▸ Records for the exercise:
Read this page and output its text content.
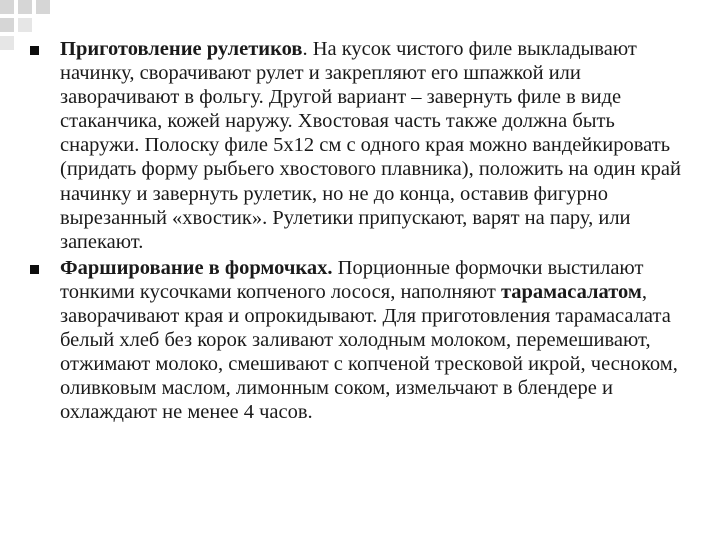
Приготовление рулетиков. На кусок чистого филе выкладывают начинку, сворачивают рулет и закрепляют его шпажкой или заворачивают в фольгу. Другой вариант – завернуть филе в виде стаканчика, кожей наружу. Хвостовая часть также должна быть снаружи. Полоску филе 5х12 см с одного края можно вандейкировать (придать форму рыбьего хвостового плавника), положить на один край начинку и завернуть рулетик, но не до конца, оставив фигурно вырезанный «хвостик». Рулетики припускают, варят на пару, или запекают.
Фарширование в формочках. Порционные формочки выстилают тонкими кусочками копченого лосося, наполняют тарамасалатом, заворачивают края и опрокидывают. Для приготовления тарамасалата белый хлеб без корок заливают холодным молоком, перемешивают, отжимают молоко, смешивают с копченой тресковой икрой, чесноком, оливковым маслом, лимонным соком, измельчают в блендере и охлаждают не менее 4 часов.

...

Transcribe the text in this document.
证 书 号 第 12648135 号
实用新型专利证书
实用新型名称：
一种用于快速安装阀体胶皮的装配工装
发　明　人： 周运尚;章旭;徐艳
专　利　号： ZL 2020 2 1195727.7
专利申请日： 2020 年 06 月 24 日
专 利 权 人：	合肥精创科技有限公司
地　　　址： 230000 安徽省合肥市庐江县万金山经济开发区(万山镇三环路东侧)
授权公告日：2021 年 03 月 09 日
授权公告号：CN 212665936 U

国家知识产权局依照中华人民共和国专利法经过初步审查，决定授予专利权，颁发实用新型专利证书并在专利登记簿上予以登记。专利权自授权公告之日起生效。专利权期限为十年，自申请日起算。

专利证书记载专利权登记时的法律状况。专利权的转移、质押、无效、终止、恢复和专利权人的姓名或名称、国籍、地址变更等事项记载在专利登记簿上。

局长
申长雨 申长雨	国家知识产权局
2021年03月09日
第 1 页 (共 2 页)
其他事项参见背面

▸ To be done: Check every line for "this" and show the ones that have it.

▸ Correct response:
Read this page and output its text content.
Transcribe the text in this document.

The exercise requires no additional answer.